Omit the images, then output each of the records below exactly.

%%

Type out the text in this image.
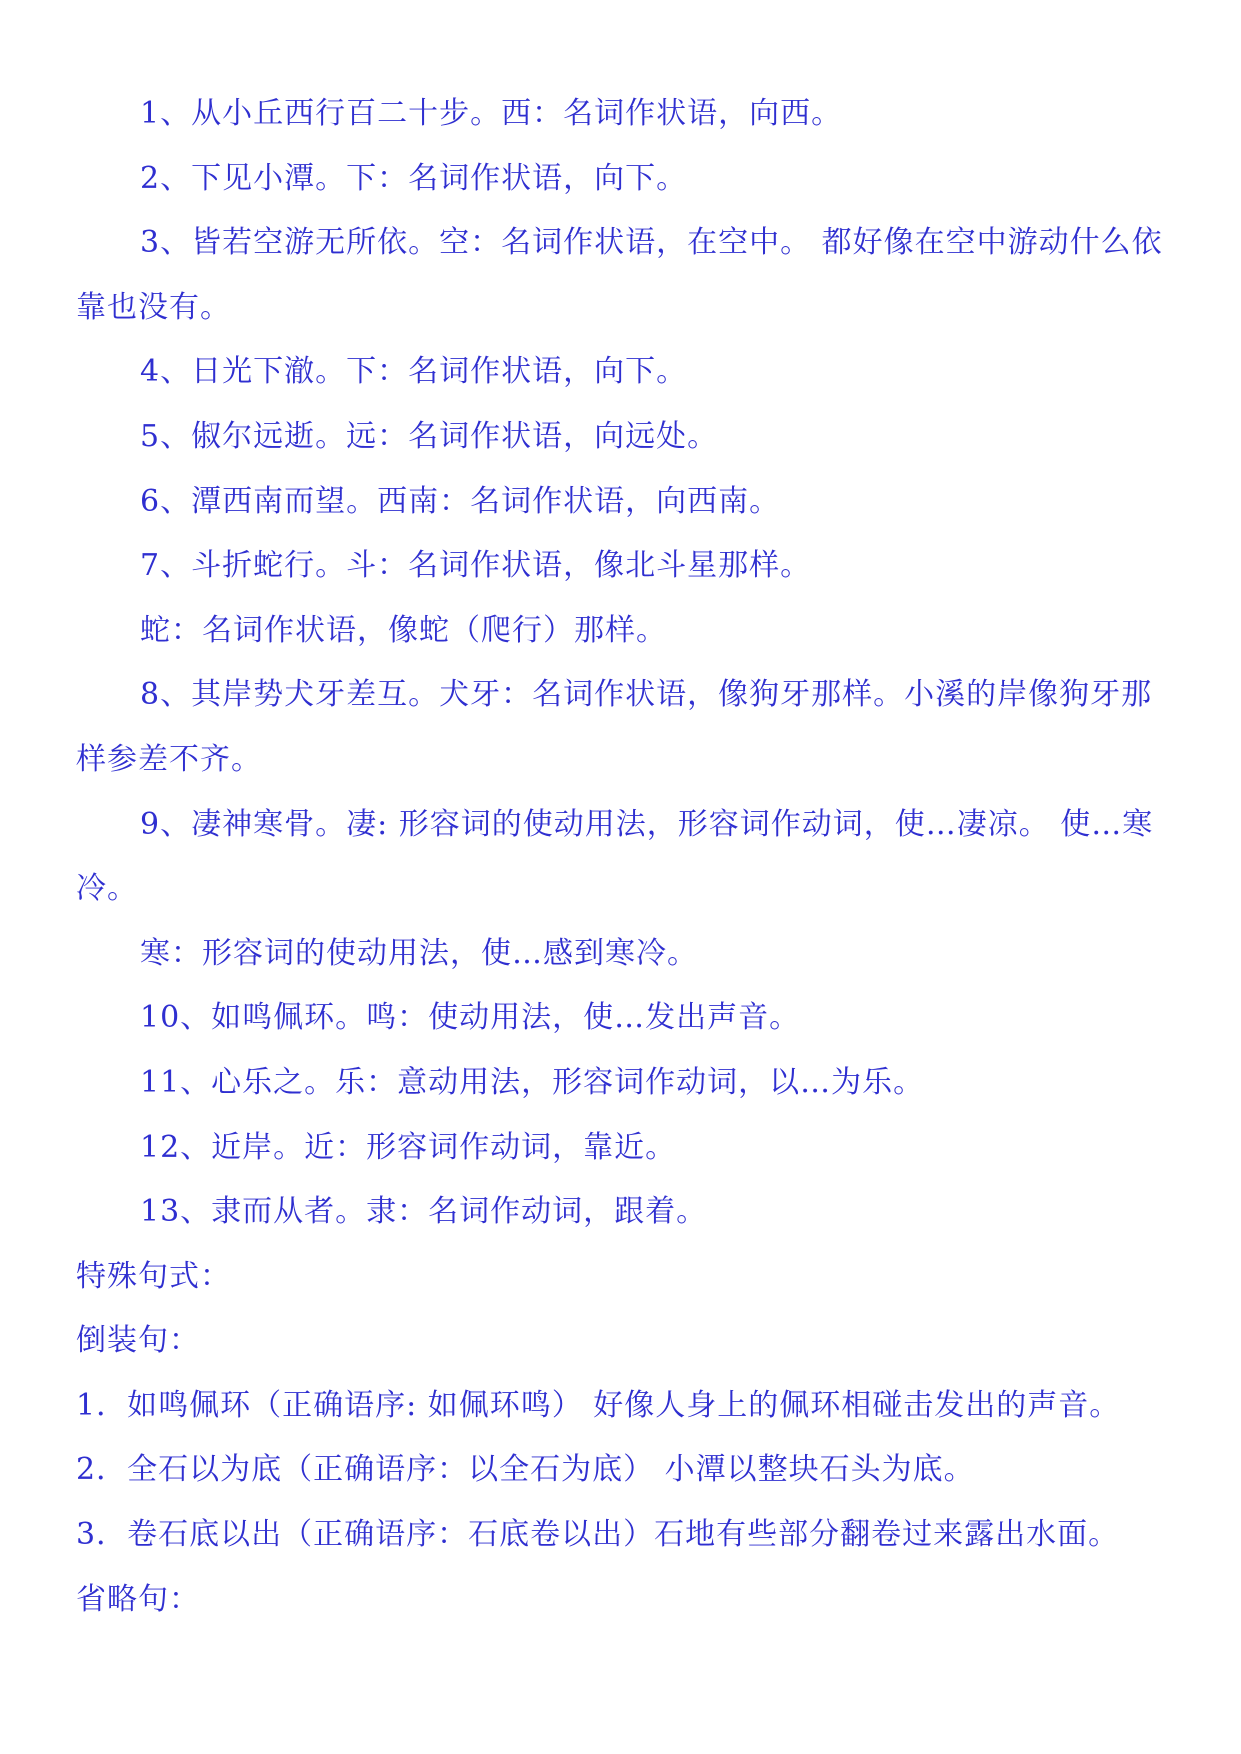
1、从小丘西行百二十步。西：名词作状语，向西。

2、下见小潭。下：名词作状语，向下。

3、皆若空游无所依。空：名词作状语，在空中。 都好像在空中游动什么依靠也没有。

4、日光下澈。下：名词作状语，向下。

5、俶尔远逝。远：名词作状语，向远处。

6、潭西南而望。西南：名词作状语，向西南。

7、斗折蛇行。斗：名词作状语，像北斗星那样。

蛇：名词作状语，像蛇（爬行）那样。

8、其岸势犬牙差互。犬牙：名词作状语，像狗牙那样。小溪的岸像狗牙那样参差不齐。

9、凄神寒骨。凄: 形容词的使动用法，形容词作动词，使…凄凉。 使…寒冷。

寒：形容词的使动用法，使…感到寒冷。

10、如鸣佩环。鸣：使动用法，使…发出声音。

11、心乐之。乐：意动用法，形容词作动词，以…为乐。

12、近岸。近：形容词作动词，靠近。

13、隶而从者。隶：名词作动词，跟着。

特殊句式：

倒装句：

1．如鸣佩环（正确语序: 如佩环鸣） 好像人身上的佩环相碰击发出的声音。

2．全石以为底（正确语序：以全石为底） 小潭以整块石头为底。

3．卷石底以出（正确语序：石底卷以出）石地有些部分翻卷过来露出水面。

省略句：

%%

[Result of the task]:
Type out the text in this image.
1、从小丘西行百二十步。西：名词作状语，向西。

2、下见小潭。下：名词作状语，向下。

3、皆若空游无所依。空：名词作状语，在空中。 都好像在空中游动什么依靠也没有。

4、日光下澈。下：名词作状语，向下。

5、俶尔远逝。远：名词作状语，向远处。

6、潭西南而望。西南：名词作状语，向西南。

7、斗折蛇行。斗：名词作状语，像北斗星那样。

蛇：名词作状语，像蛇（爬行）那样。

8、其岸势犬牙差互。犬牙：名词作状语，像狗牙那样。小溪的岸像狗牙那样参差不齐。

9、凄神寒骨。凄: 形容词的使动用法，形容词作动词，使…凄凉。 使…寒冷。

寒：形容词的使动用法，使…感到寒冷。

10、如鸣佩环。鸣：使动用法，使…发出声音。

11、心乐之。乐：意动用法，形容词作动词，以…为乐。

12、近岸。近：形容词作动词，靠近。

13、隶而从者。隶：名词作动词，跟着。

特殊句式：

倒装句：

1．如鸣佩环（正确语序: 如佩环鸣） 好像人身上的佩环相碰击发出的声音。

2．全石以为底（正确语序：以全石为底） 小潭以整块石头为底。

3．卷石底以出（正确语序：石底卷以出）石地有些部分翻卷过来露出水面。

省略句：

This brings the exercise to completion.